» Problem set
[A] For each statement below, say whether it agrees with the post on Heraclitus and AI memory, answering yes or no and quoting the deciding words from it. (i) The post says the AI memory it describes goes beyond simple data storage. (ii) The writer says the new AI memory architecture has already been tested experimentally. (iii) The post renders "Panta rhei" as "everything flows."
[B] Write what comes next in the post on Heraclitus and AI memory, starting after its final line.

A kind of artificial [elastic mind](https://www.psychologytoday.com/us/articles/201803/your-elastic-mind#:~:text=Elastic%20thinking%20endows%20us%20with%20the%20ability%20to,elastic%20thinking%2C%20and%20how%20we%20can%20nurture%20it.?msockid=36170fbaecd36e851e9e1a1deda46f2b).

Quoting as usual for me, **philosophical phrases**, in this **Heraclitus and the Permanent "Flow" of AI Memory**:
* **"Panta rhei" (everything flows)**:
Heraclitus, with his famous statement, **reminds us that reality is an incessant flow of change**. **"You cannot step into the same river twice"** [Learn more about the topic](https://www.thecollector.com/panta-rhei-heraclitus/)

**Heraclitus' river metaphor captures the essence of a dynamic**, **adaptable and ever-evolving AI memory** that **goes beyond simple data storage**, embracing the **flexibility and creativity of the human mind**.

#### **But... here is the new AI memory architecture**, my idea, visionary, but which I will make experimental in future research.

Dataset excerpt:
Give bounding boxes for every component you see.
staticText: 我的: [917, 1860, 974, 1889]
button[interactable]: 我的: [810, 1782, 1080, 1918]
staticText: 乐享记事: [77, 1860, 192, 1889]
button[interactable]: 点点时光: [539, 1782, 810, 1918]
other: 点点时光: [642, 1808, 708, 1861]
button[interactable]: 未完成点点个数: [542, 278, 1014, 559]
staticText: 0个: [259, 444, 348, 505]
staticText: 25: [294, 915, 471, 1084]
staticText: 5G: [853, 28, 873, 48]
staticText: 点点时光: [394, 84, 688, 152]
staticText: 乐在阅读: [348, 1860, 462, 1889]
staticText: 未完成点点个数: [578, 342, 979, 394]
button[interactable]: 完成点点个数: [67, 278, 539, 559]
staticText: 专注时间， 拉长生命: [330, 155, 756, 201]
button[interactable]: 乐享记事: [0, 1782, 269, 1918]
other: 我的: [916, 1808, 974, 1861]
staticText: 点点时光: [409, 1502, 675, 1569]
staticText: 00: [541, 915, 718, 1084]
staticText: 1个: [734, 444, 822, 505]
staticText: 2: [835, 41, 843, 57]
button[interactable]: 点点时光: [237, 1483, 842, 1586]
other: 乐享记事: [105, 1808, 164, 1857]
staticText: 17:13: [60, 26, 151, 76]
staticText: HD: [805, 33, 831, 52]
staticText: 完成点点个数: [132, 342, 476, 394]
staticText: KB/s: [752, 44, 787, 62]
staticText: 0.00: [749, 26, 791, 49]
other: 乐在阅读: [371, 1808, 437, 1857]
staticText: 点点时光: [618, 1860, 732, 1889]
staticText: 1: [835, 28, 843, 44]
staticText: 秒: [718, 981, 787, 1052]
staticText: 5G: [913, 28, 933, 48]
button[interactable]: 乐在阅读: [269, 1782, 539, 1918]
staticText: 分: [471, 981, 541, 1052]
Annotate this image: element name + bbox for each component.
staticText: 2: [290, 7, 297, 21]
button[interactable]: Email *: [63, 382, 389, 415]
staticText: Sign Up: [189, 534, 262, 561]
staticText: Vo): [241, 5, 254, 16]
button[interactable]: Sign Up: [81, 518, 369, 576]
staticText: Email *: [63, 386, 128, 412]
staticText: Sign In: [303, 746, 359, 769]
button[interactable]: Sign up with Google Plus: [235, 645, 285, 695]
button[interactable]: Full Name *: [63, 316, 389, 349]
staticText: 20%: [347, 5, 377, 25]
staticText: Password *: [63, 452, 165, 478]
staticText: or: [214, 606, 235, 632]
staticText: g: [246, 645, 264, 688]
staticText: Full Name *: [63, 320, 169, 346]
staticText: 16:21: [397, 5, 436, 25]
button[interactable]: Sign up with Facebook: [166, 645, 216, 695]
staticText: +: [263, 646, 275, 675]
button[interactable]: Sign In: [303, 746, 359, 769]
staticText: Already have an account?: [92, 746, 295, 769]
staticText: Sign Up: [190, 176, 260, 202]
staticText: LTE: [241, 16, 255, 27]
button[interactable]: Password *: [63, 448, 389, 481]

» Results of the exercise
[A]
(i) Yes: "goes beyond simple data storage"
(ii) No: "which I will make experimental in future research"
(iii) Yes: "everything flows"

[B]
#### **New AI Architecture: Integrating EWC with a Gifted Framework**

| Component | Technology | Role in AI Memory |
|---|---|---|
| Sequential Learning | LSTM (Long Short-Term Memory) | Maintains conversational and decision-making context |
| Adaptive Memory | Advanced EWC (Elastic Weight Consolidation) | Protects key weights while allowing dynamic restructuring |
| Consolidation and Recall | DNC (Differentiable Neural Computer) + NoSQL (Redis, MongoDB) | Creates flexible and scalable long-term memory |
| Conceptual Learning | VAE (Variational Autoencoder) | Captures latent representations to transfer knowledge across different domains |
| Memory Optimization | Meta-Learning + Hebbian Learning | Reorganizes information weights based on utility over time |

#### New AI Architecture, Explained for Dummies [Like me](https://www.linkedin.com/in/michele-grimaldi-599b36280/).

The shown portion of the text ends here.